--- Written exercise ---
Count the lines containing "ffffff". Give the number alone.

--- Items from a data source ---
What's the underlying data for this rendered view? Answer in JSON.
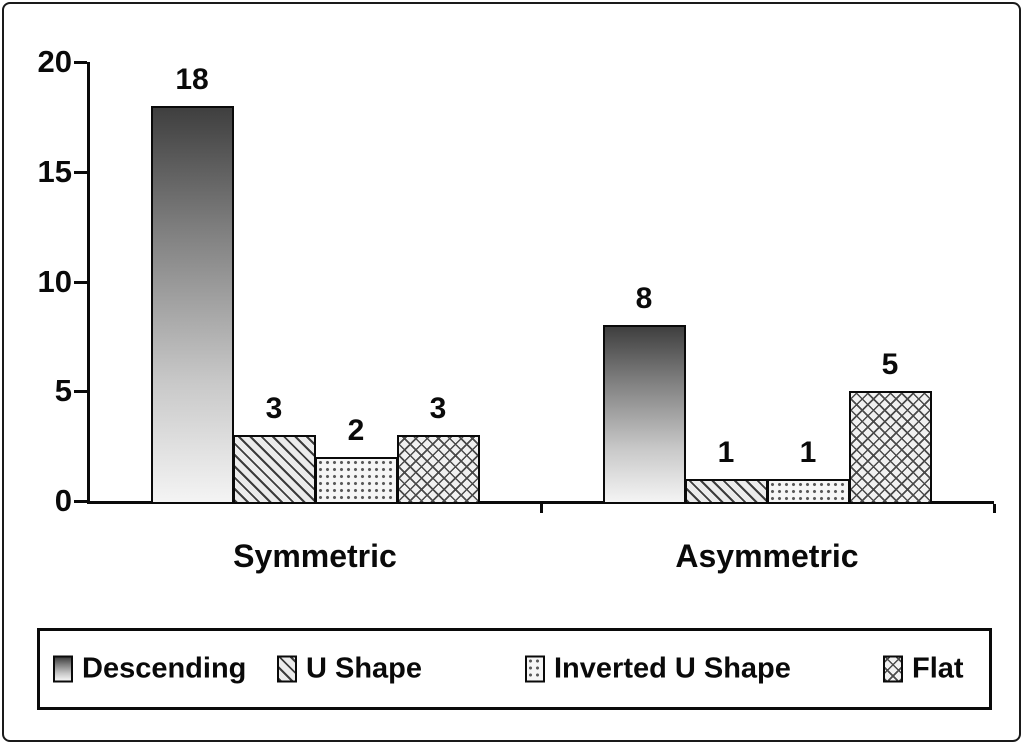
{
  "chart_data": {
    "type": "bar",
    "title": "",
    "xlabel": "",
    "ylabel": "",
    "categories": [
      "Symmetric",
      "Asymmetric"
    ],
    "series": [
      {
        "name": "Descending",
        "pattern": "gradient",
        "values": [
          18,
          8
        ]
      },
      {
        "name": "U Shape",
        "pattern": "diagonal",
        "values": [
          3,
          1
        ]
      },
      {
        "name": "Inverted U Shape",
        "pattern": "dots",
        "values": [
          2,
          1
        ]
      },
      {
        "name": "Flat",
        "pattern": "crosshatch",
        "values": [
          3,
          5
        ]
      }
    ],
    "ylim": [
      0,
      20
    ],
    "yticks": [
      0,
      5,
      10,
      15,
      20
    ],
    "grid": false,
    "data_labels": true,
    "legend_position": "bottom"
  },
  "colors": {
    "background": "#ffffff",
    "axis": "#0a0a0a",
    "text": "#0a0a0a",
    "bar_outline": "#0a0a0a"
  }
}
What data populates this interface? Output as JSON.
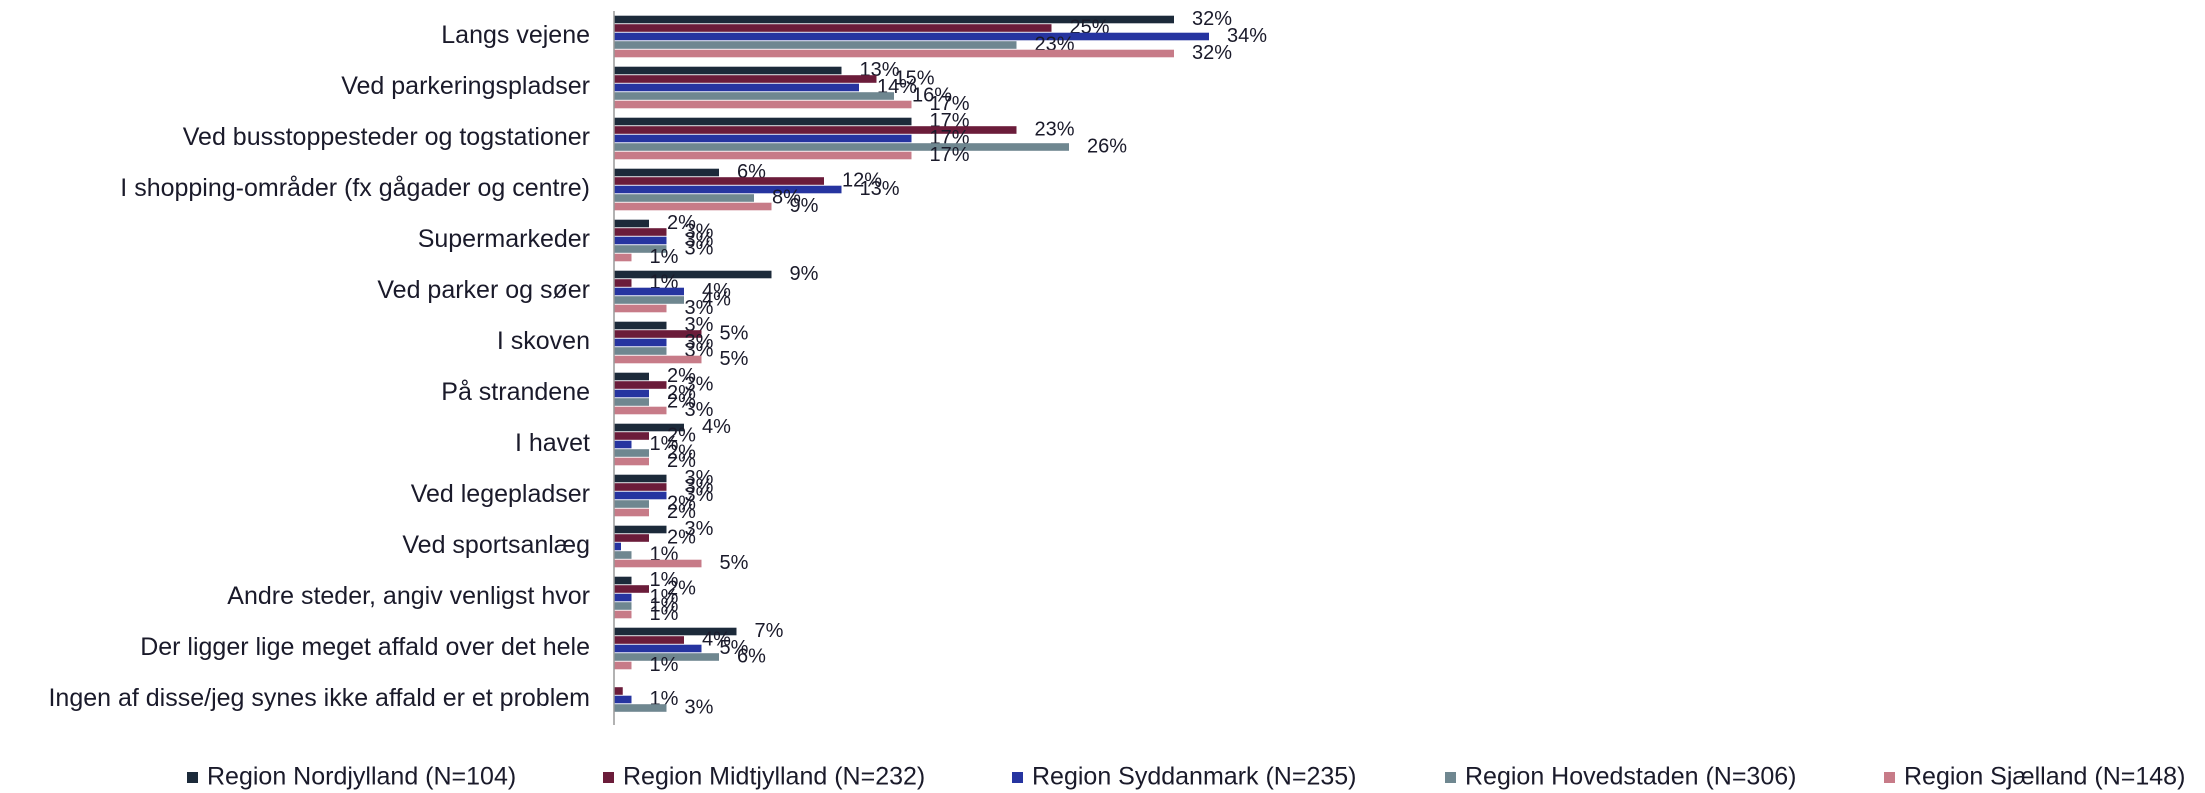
{
  "chart_data": {
    "type": "hbar",
    "categories": [
      "Langs vejene",
      "Ved parkeringspladser",
      "Ved busstoppesteder og togstationer",
      "I shopping-områder (fx gågader og centre)",
      "Supermarkeder",
      "Ved parker og søer",
      "I skoven",
      "På strandene",
      "I havet",
      "Ved legepladser",
      "Ved sportsanlæg",
      "Andre steder, angiv venligst hvor",
      "Der ligger lige meget affald over det hele",
      "Ingen af disse/jeg synes ikke affald er et problem"
    ],
    "series": [
      {
        "name": "Region Nordjylland (N=104)",
        "color": "#1c2a3a",
        "values": [
          32,
          13,
          17,
          6,
          2,
          9,
          3,
          2,
          4,
          3,
          3,
          1,
          7,
          0
        ],
        "value_labels": [
          "32%",
          "13%",
          "17%",
          "6%",
          "2%",
          "9%",
          "3%",
          "2%",
          "4%",
          "3%",
          "3%",
          "1%",
          "7%",
          null
        ]
      },
      {
        "name": "Region Midtjylland (N=232)",
        "color": "#6b1c3a",
        "values": [
          25,
          15,
          23,
          12,
          3,
          1,
          5,
          3,
          2,
          3,
          2,
          2,
          4,
          0.5
        ],
        "value_labels": [
          "25%",
          "15%",
          "23%",
          "12%",
          "3%",
          "1%",
          "5%",
          "3%",
          "2%",
          "3%",
          "2%",
          "2%",
          "4%",
          null
        ]
      },
      {
        "name": "Region Syddanmark (N=235)",
        "color": "#2634a0",
        "values": [
          34,
          14,
          17,
          13,
          3,
          4,
          3,
          2,
          1,
          3,
          0.4,
          1,
          5,
          1
        ],
        "value_labels": [
          "34%",
          "14%",
          "17%",
          "13%",
          "3%",
          "4%",
          "3%",
          "2%",
          "1%",
          "3%",
          null,
          "1%",
          "5%",
          "1%"
        ]
      },
      {
        "name": "Region Hovedstaden (N=306)",
        "color": "#6f8790",
        "values": [
          23,
          16,
          26,
          8,
          3,
          4,
          3,
          2,
          2,
          2,
          1,
          1,
          6,
          3
        ],
        "value_labels": [
          "23%",
          "16%",
          "26%",
          "8%",
          "3%",
          "4%",
          "3%",
          "2%",
          "2%",
          "2%",
          "1%",
          "1%",
          "6%",
          "3%"
        ]
      },
      {
        "name": "Region Sjælland (N=148)",
        "color": "#c77b88",
        "values": [
          32,
          17,
          17,
          9,
          1,
          3,
          5,
          3,
          2,
          2,
          5,
          1,
          1,
          0
        ],
        "value_labels": [
          "32%",
          "17%",
          "17%",
          "9%",
          "1%",
          "3%",
          "5%",
          "3%",
          "2%",
          "2%",
          "5%",
          "1%",
          "1%",
          null
        ]
      }
    ],
    "legend": "bottom"
  }
}
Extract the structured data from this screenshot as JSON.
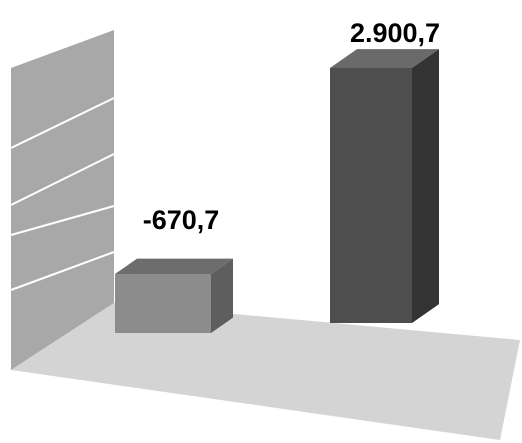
{
  "chart_data": {
    "type": "bar",
    "style": "3d-column",
    "categories": [
      "",
      ""
    ],
    "values": [
      -670.7,
      2900.7
    ],
    "data_labels": [
      "-670,7",
      "2.900,7"
    ],
    "grid": true,
    "legend": "none"
  },
  "colors": {
    "wall": "#a8a8a8",
    "floor": "#d4d4d4",
    "gridline": "#ffffff",
    "bar_negative_front": "#8c8c8c",
    "bar_negative_top": "#6d6d6d",
    "bar_negative_side": "#5e5e5e",
    "bar_positive_front": "#4e4e4e",
    "bar_positive_top": "#6a6a6a",
    "bar_positive_side": "#333333"
  }
}
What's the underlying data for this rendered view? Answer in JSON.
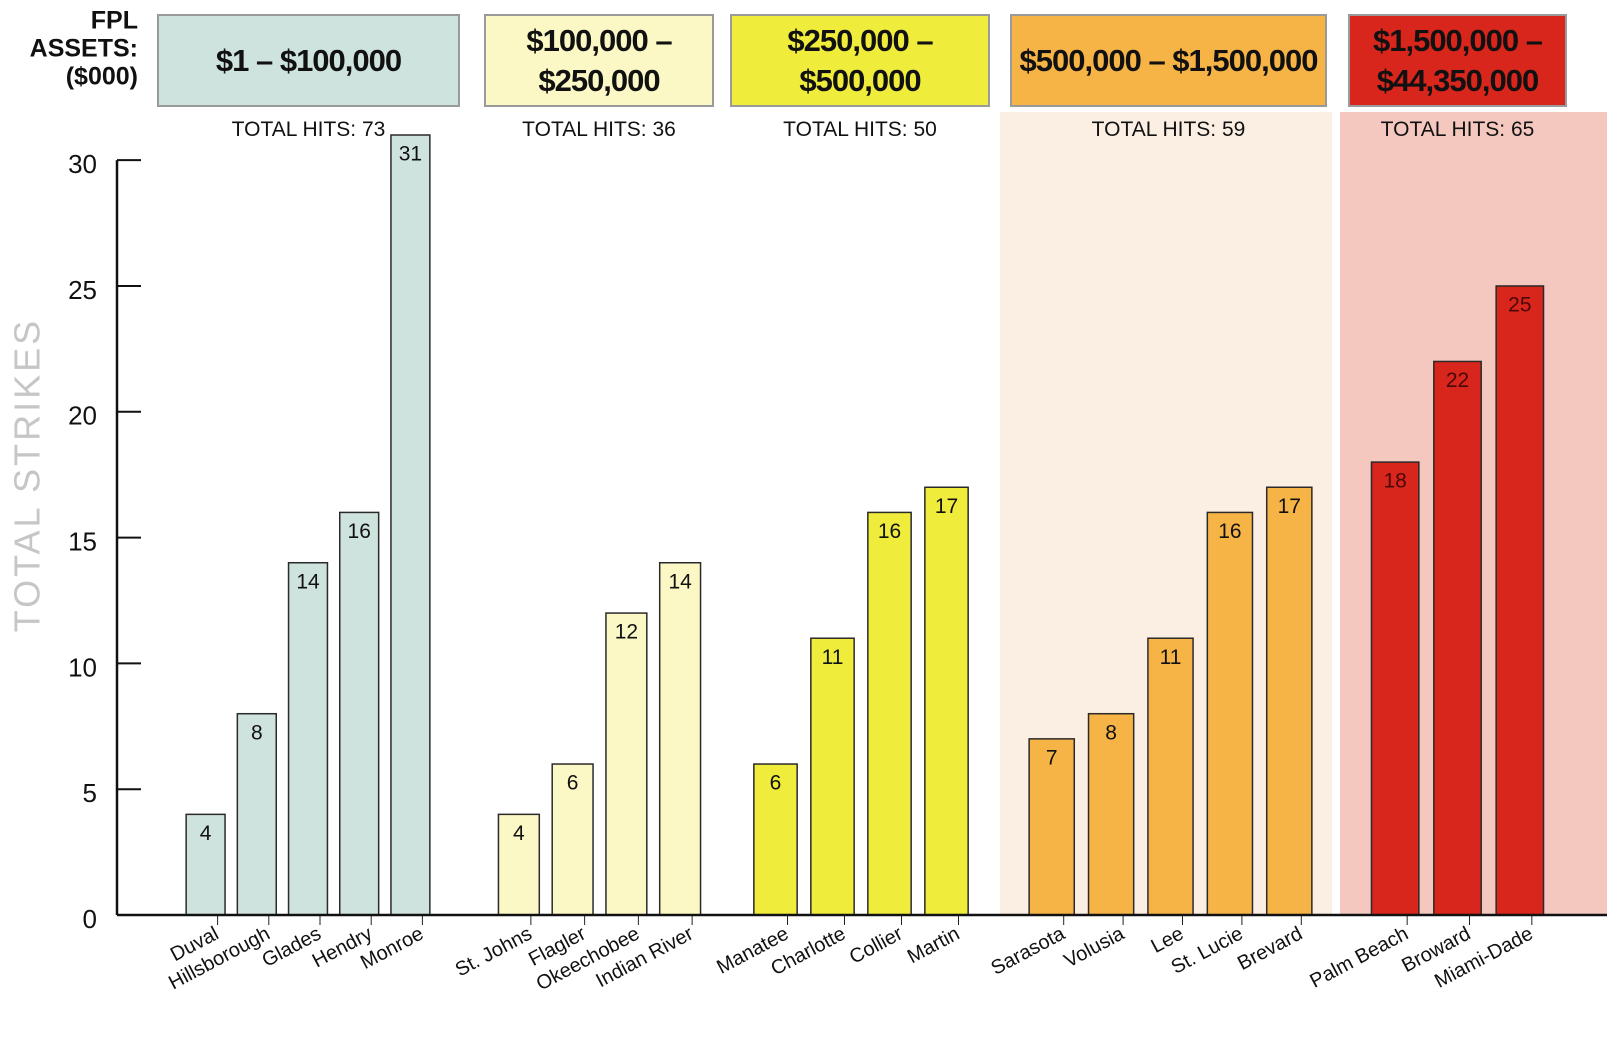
{
  "chart_data": {
    "type": "bar",
    "title": [
      "FPL",
      "ASSETS:",
      "($000)"
    ],
    "y_label": "TOTAL STRIKES",
    "total_label": "TOTAL HITS:",
    "ylim": [
      0,
      31
    ],
    "yticks": [
      0,
      5,
      10,
      15,
      20,
      25,
      30
    ],
    "groups": [
      {
        "name": "$1 – $100,000",
        "color": "#cfe3de",
        "total": 73,
        "categories": [
          "Duval",
          "Hillsborough",
          "Glades",
          "Hendry",
          "Monroe"
        ],
        "values": [
          4,
          8,
          14,
          16,
          31
        ]
      },
      {
        "name": "$100,000 – $250,000",
        "color": "#fcf8c6",
        "total": 36,
        "categories": [
          "St. Johns",
          "Flagler",
          "Okeechobee",
          "Indian River"
        ],
        "values": [
          4,
          6,
          12,
          14
        ]
      },
      {
        "name": "$250,000 – $500,000",
        "color": "#efec3c",
        "total": 50,
        "categories": [
          "Manatee",
          "Charlotte",
          "Collier",
          "Martin"
        ],
        "values": [
          6,
          11,
          16,
          17
        ]
      },
      {
        "name": "$500,000 – $1,500,000",
        "color": "#f7b446",
        "band_color": "#fbeee3",
        "total": 59,
        "categories": [
          "Sarasota",
          "Volusia",
          "Lee",
          "St. Lucie",
          "Brevard"
        ],
        "values": [
          7,
          8,
          11,
          16,
          17
        ]
      },
      {
        "name": "$1,500,000 – $44,350,000",
        "color": "#d8261c",
        "band_color": "#f4c8bf",
        "total": 65,
        "categories": [
          "Palm Beach",
          "Broward",
          "Miami-Dade"
        ],
        "values": [
          18,
          22,
          25
        ]
      }
    ]
  }
}
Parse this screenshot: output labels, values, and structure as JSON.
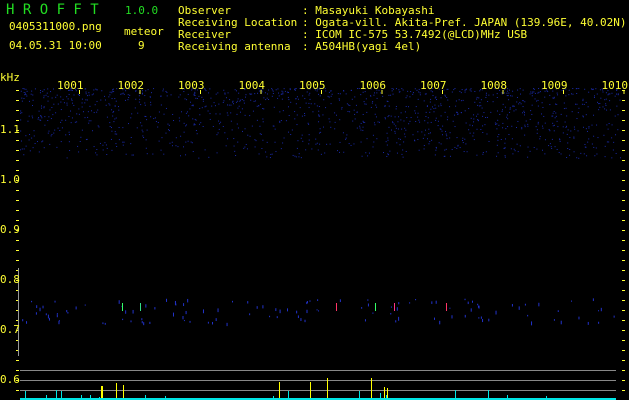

--- Result of the exercise ---
2